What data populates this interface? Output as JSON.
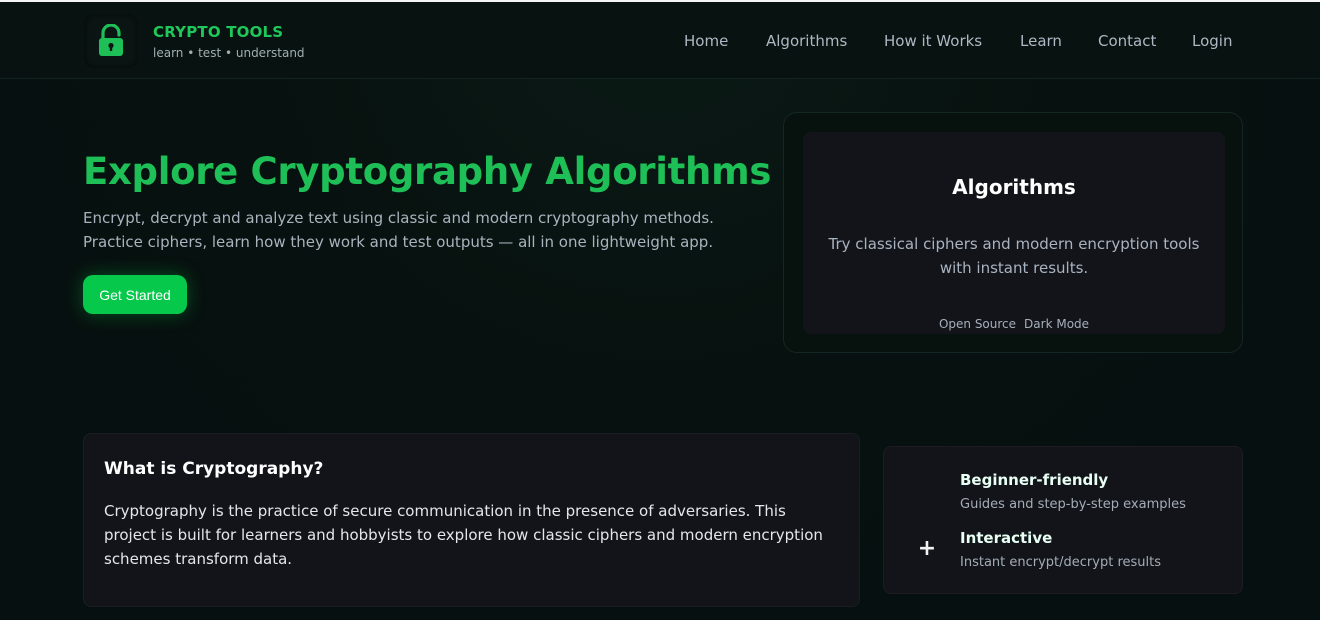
{
  "header": {
    "brand_title": "CRYPTO TOOLS",
    "brand_subtitle": "learn • test • understand",
    "logo_icon": "lock-icon",
    "nav": [
      "Home",
      "Algorithms",
      "How it Works",
      "Learn",
      "Contact",
      "Login"
    ]
  },
  "hero": {
    "title": "Explore Cryptography Algorithms",
    "description": "Encrypt, decrypt and analyze text using classic and modern cryptography methods. Practice ciphers, learn how they work and test outputs — all in one lightweight app.",
    "cta_label": "Get Started"
  },
  "algorithms_card": {
    "title": "Algorithms",
    "description": "Try classical ciphers and modern encryption tools with instant results.",
    "tags": [
      "Open Source",
      "Dark Mode"
    ]
  },
  "what_is": {
    "title": "What is Cryptography?",
    "body": "Cryptography is the practice of secure communication in the presence of adversaries. This project is built for learners and hobbyists to explore how classic ciphers and modern encryption schemes transform data."
  },
  "features": {
    "icon": "plus-icon",
    "items": [
      {
        "title": "Beginner-friendly",
        "subtitle": "Guides and step-by-step examples"
      },
      {
        "title": "Interactive",
        "subtitle": "Instant encrypt/decrypt results"
      }
    ]
  },
  "colors": {
    "accent": "#1fbf57",
    "button": "#06c84a",
    "background": "#07110f",
    "card": "#131419"
  }
}
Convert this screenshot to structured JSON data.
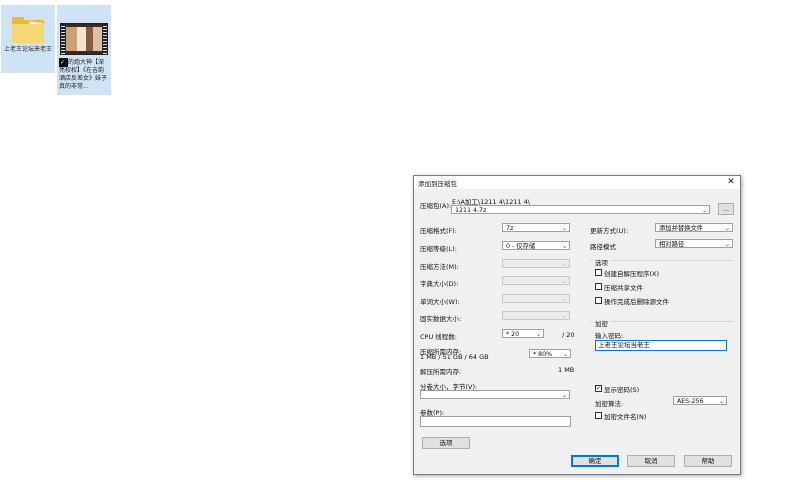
{
  "desktop": {
    "folder_icon": {
      "label": "上老王论坛来老王"
    },
    "video_icon": {
      "label": "的炮大神【深亮权权】《在吉韵酒店反差女》妹子真的非常..."
    }
  },
  "dialog": {
    "title": "添加到压缩包",
    "archive": {
      "label": "压缩包(A):",
      "path": "E:\\A加工\\1211 4\\1211 4\\",
      "name": "1211 4.7z",
      "browse_label": "..."
    },
    "left": {
      "format_label": "压缩格式(F):",
      "format_value": "7z",
      "level_label": "压缩等级(L):",
      "level_value": "0 - 仅存储",
      "method_label": "压缩方法(M):",
      "dict_label": "字典大小(D):",
      "word_label": "单词大小(W):",
      "solid_label": "固实数据大小:",
      "cpu_label": "CPU 线程数:",
      "cpu_value": "* 20",
      "cpu_max": "/ 20",
      "mem_label": "压缩所需内存:",
      "mem_detail": "1 MB / 51 GB / 64 GB",
      "mem_value": "* 80%",
      "decomp_label": "解压所需内存:",
      "decomp_value": "1 MB",
      "split_label": "分卷大小，字节(V):",
      "params_label": "参数(P):",
      "options_button": "选项"
    },
    "right": {
      "update_label": "更新方式(U):",
      "update_value": "添加并替换文件",
      "path_label": "路径模式",
      "path_value": "相对路径",
      "options_group": "选项",
      "options": [
        {
          "label": "创建自解压程序(X)",
          "checked": false
        },
        {
          "label": "压缩共享文件",
          "checked": false
        },
        {
          "label": "操作完成后删除源文件",
          "checked": false
        }
      ],
      "encrypt_group": "加密",
      "password_label": "输入密码:",
      "password_value": "上老王论坛当老王",
      "show_password_label": "显示密码(S)",
      "show_password_checked": true,
      "algo_label": "加密算法:",
      "algo_value": "AES-256",
      "encrypt_names_label": "加密文件名(N)",
      "encrypt_names_checked": false
    },
    "buttons": {
      "ok": "确定",
      "cancel": "取消",
      "help": "帮助"
    }
  }
}
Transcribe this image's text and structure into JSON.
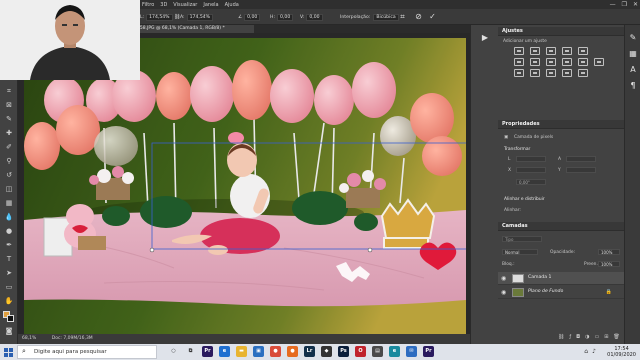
{
  "menu": [
    "Filtro",
    "3D",
    "Visualizar",
    "Janela",
    "Ajuda"
  ],
  "window_controls": [
    "—",
    "❐",
    "✕"
  ],
  "options": {
    "w_label": "L:",
    "w_value": "174,54%",
    "h_label": "A:",
    "h_value": "174,54%",
    "angle_value": "0,00",
    "h_skew_label": "H:",
    "h_skew_value": "0,00",
    "v_skew_label": "V:",
    "v_skew_value": "0,00",
    "interp_label": "Interpolação:",
    "interp_value": "Bicúbica"
  },
  "doc_tab": "758.JPG @ 68,1% (Camada 1, RGB/8) *",
  "status": {
    "zoom": "68,1%",
    "doc_size": "Doc: 7,09M/16,3M"
  },
  "panels": {
    "ajustes_title": "Ajustes",
    "ajustes_subtitle": "Adicionar um ajuste",
    "propriedades_title": "Propriedades",
    "prop_item": "Camada de pixels",
    "transformar": "Transformar",
    "transform_fields": [
      "L",
      "A",
      "X",
      "Y"
    ],
    "angle": "0,00°",
    "alinhar": "Alinhar e distribuir",
    "alinhar_sub": "Alinhar:",
    "camadas_title": "Camadas",
    "search_placeholder": "Tipo",
    "blend_mode": "Normal",
    "opacity_label": "Opacidade:",
    "opacity_value": "100%",
    "lock_label": "Bloq.:",
    "fill_label": "Preen.:",
    "fill_value": "100%",
    "layers": [
      {
        "name": "Camada 1",
        "italic": false
      },
      {
        "name": "Plano de Fundo",
        "italic": true
      }
    ]
  },
  "taskbar": {
    "search_placeholder": "Digite aqui para pesquisar",
    "apps": [
      {
        "icon": "cortana-icon",
        "label": "○",
        "color": "#dfe3ea"
      },
      {
        "icon": "task-view-icon",
        "label": "⧉",
        "color": "#dfe3ea"
      },
      {
        "icon": "premiere-icon",
        "label": "Pr",
        "color": "#2a1a5e"
      },
      {
        "icon": "edge-icon",
        "label": "e",
        "color": "#1f6fd0"
      },
      {
        "icon": "explorer-icon",
        "label": "▬",
        "color": "#e8b430"
      },
      {
        "icon": "photos-icon",
        "label": "▣",
        "color": "#2a6fc0"
      },
      {
        "icon": "chrome-icon",
        "label": "●",
        "color": "#d94c3a"
      },
      {
        "icon": "firefox-icon",
        "label": "●",
        "color": "#e66b1f"
      },
      {
        "icon": "lightroom-icon",
        "label": "Lr",
        "color": "#12304a"
      },
      {
        "icon": "app-icon",
        "label": "◆",
        "color": "#333333"
      },
      {
        "icon": "photoshop-icon",
        "label": "Ps",
        "color": "#0a1e3a"
      },
      {
        "icon": "opera-icon",
        "label": "O",
        "color": "#c0232c"
      },
      {
        "icon": "store-icon",
        "label": "▤",
        "color": "#4a4a4a"
      },
      {
        "icon": "edge-new-icon",
        "label": "e",
        "color": "#1a8a9e"
      },
      {
        "icon": "mail-icon",
        "label": "✉",
        "color": "#2d6cc0"
      },
      {
        "icon": "premiere2-icon",
        "label": "Pr",
        "color": "#2a1a5e"
      }
    ],
    "time": "17:54",
    "date": "01/09/2020"
  }
}
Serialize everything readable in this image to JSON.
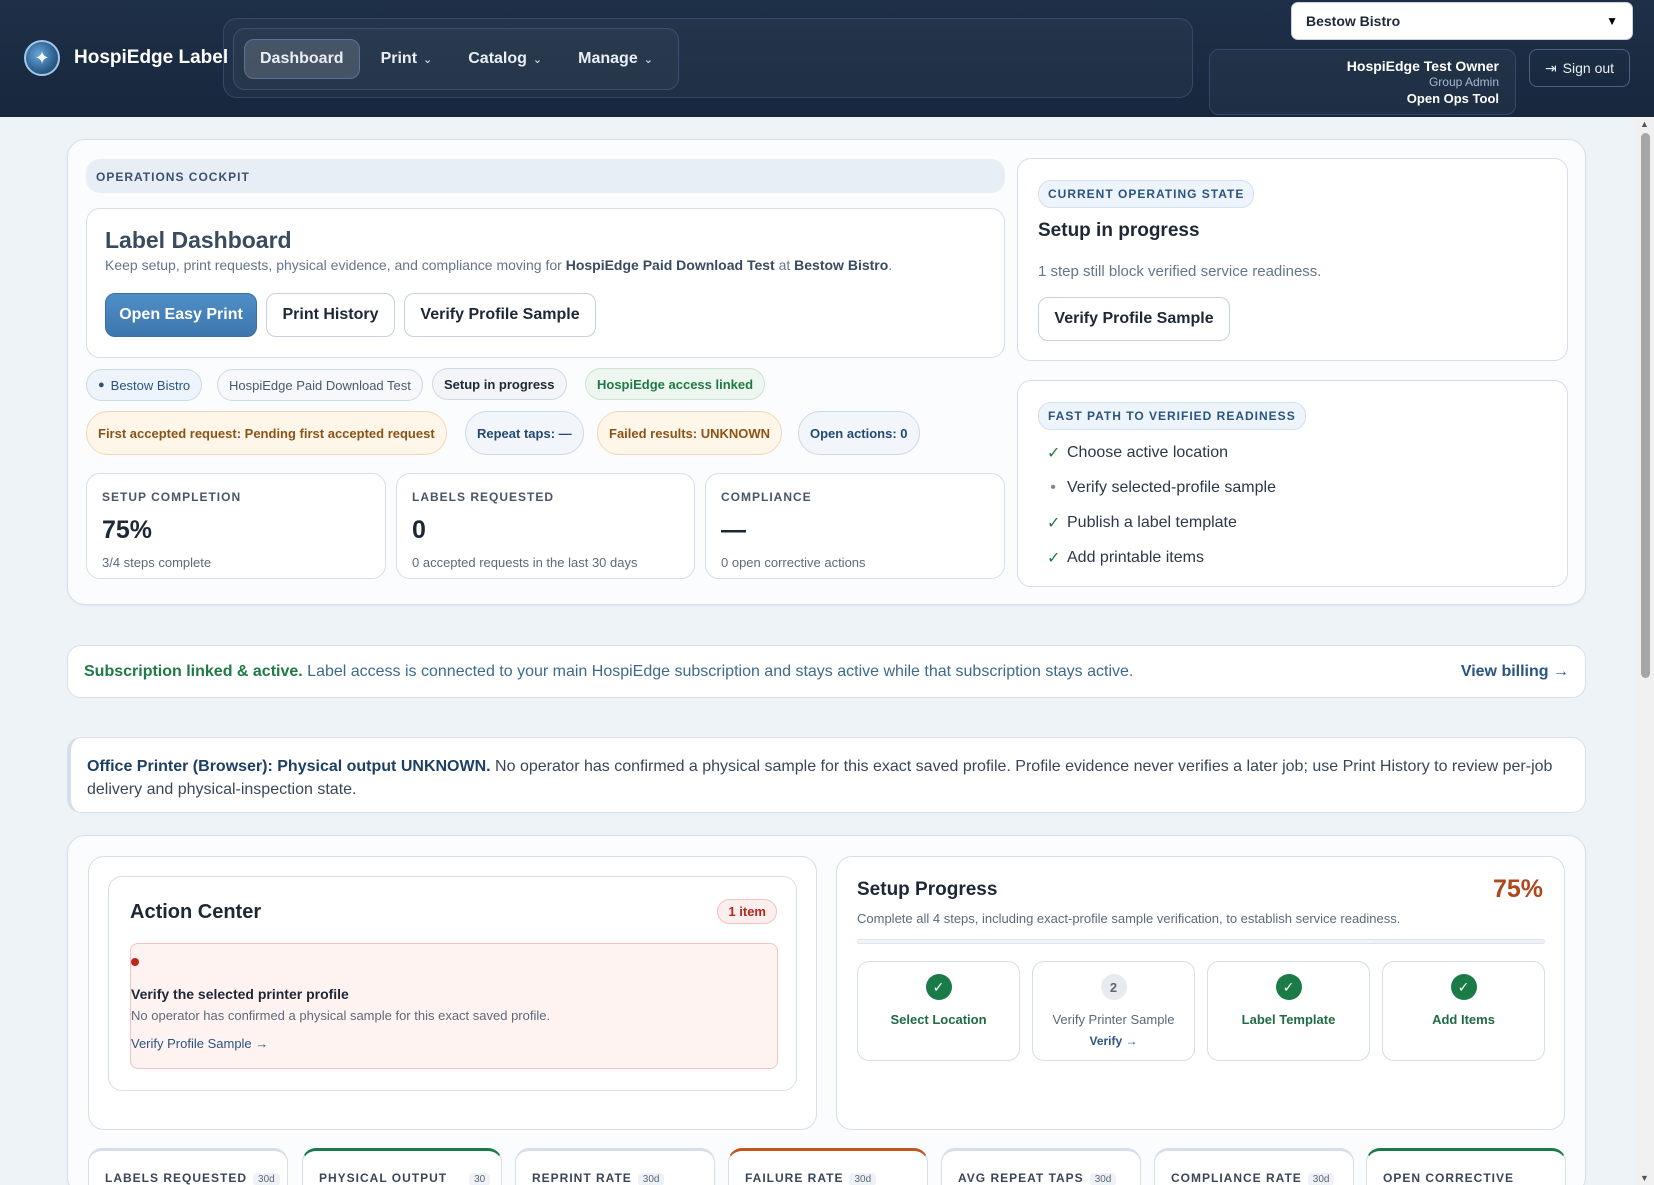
{
  "header": {
    "brand": "HospiEdge Label",
    "nav": [
      {
        "label": "Dashboard",
        "active": true,
        "dropdown": false
      },
      {
        "label": "Print",
        "active": false,
        "dropdown": true
      },
      {
        "label": "Catalog",
        "active": false,
        "dropdown": true
      },
      {
        "label": "Manage",
        "active": false,
        "dropdown": true
      }
    ],
    "location_select": "Bestow Bistro",
    "user": {
      "name": "HospiEdge Test Owner",
      "role": "Group Admin",
      "link": "Open Ops Tool"
    },
    "sign_out": "Sign out"
  },
  "cockpit": {
    "eyebrow": "OPERATIONS COCKPIT",
    "title": "Label Dashboard",
    "subtitle_prefix": "Keep setup, print requests, physical evidence, and compliance moving for ",
    "subtitle_org": "HospiEdge Paid Download Test",
    "subtitle_mid": " at ",
    "subtitle_loc": "Bestow Bistro",
    "subtitle_end": ".",
    "buttons": {
      "easy_print": "Open Easy Print",
      "history": "Print History",
      "verify": "Verify Profile Sample"
    },
    "pills_row1": {
      "location": "Bestow Bistro",
      "org": "HospiEdge Paid Download Test",
      "state": "Setup in progress",
      "access": "HospiEdge access linked"
    },
    "pills_row2": {
      "first": "First accepted request: Pending first accepted request",
      "repeat": "Repeat taps: —",
      "failed": "Failed results: UNKNOWN",
      "open": "Open actions: 0"
    },
    "stats": [
      {
        "label": "SETUP COMPLETION",
        "value": "75%",
        "foot": "3/4 steps complete"
      },
      {
        "label": "LABELS REQUESTED",
        "value": "0",
        "foot": "0 accepted requests in the last 30 days"
      },
      {
        "label": "COMPLIANCE",
        "value": "—",
        "foot": "0 open corrective actions"
      }
    ]
  },
  "operating_state": {
    "tag": "CURRENT OPERATING STATE",
    "title": "Setup in progress",
    "desc": "1 step still block verified service readiness.",
    "button": "Verify Profile Sample"
  },
  "fast_path": {
    "tag": "FAST PATH TO VERIFIED READINESS",
    "items": [
      {
        "label": "Choose active location",
        "done": true
      },
      {
        "label": "Verify selected-profile sample",
        "done": false
      },
      {
        "label": "Publish a label template",
        "done": true
      },
      {
        "label": "Add printable items",
        "done": true
      }
    ]
  },
  "subscription": {
    "strong": "Subscription linked & active.",
    "text": " Label access is connected to your main HospiEdge subscription and stays active while that subscription stays active.",
    "link": "View billing →"
  },
  "printer": {
    "strong": "Office Printer (Browser): Physical output UNKNOWN.",
    "text": " No operator has confirmed a physical sample for this exact saved profile. Profile evidence never verifies a later job; use Print History to review per-job delivery and physical-inspection state."
  },
  "action_center": {
    "title": "Action Center",
    "badge": "1 item",
    "item_title": "Verify the selected printer profile",
    "item_desc": "No operator has confirmed a physical sample for this exact saved profile.",
    "item_link": "Verify Profile Sample →"
  },
  "setup_progress": {
    "title": "Setup Progress",
    "percent_label": "75%",
    "percent": 0.75,
    "desc": "Complete all 4 steps, including exact-profile sample verification, to establish service readiness.",
    "steps": [
      {
        "label": "Select Location",
        "done": true,
        "marker": "✓"
      },
      {
        "label": "Verify Printer Sample",
        "done": false,
        "marker": "2",
        "link": "Verify →"
      },
      {
        "label": "Label Template",
        "done": true,
        "marker": "✓"
      },
      {
        "label": "Add Items",
        "done": true,
        "marker": "✓"
      }
    ]
  },
  "kpis": [
    {
      "label": "LABELS REQUESTED",
      "period": "30d",
      "accent": "#d5dee9"
    },
    {
      "label": "PHYSICAL OUTPUT",
      "period": "30",
      "accent": "#1a7a48"
    },
    {
      "label": "REPRINT RATE",
      "period": "30d",
      "accent": "#d5dee9"
    },
    {
      "label": "FAILURE RATE",
      "period": "30d",
      "accent": "#c0571c"
    },
    {
      "label": "AVG REPEAT TAPS",
      "period": "30d",
      "accent": "#d5dee9"
    },
    {
      "label": "COMPLIANCE RATE",
      "period": "30d",
      "accent": "#d5dee9"
    },
    {
      "label": "OPEN CORRECTIVE",
      "period": "",
      "accent": "#1a7a48"
    }
  ]
}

Problem -
Copy every line in the listing above where the string "actions" turns up.

Answer for the task -
      "open": "Open actions: 0"
        "foot": "0 open corrective actions"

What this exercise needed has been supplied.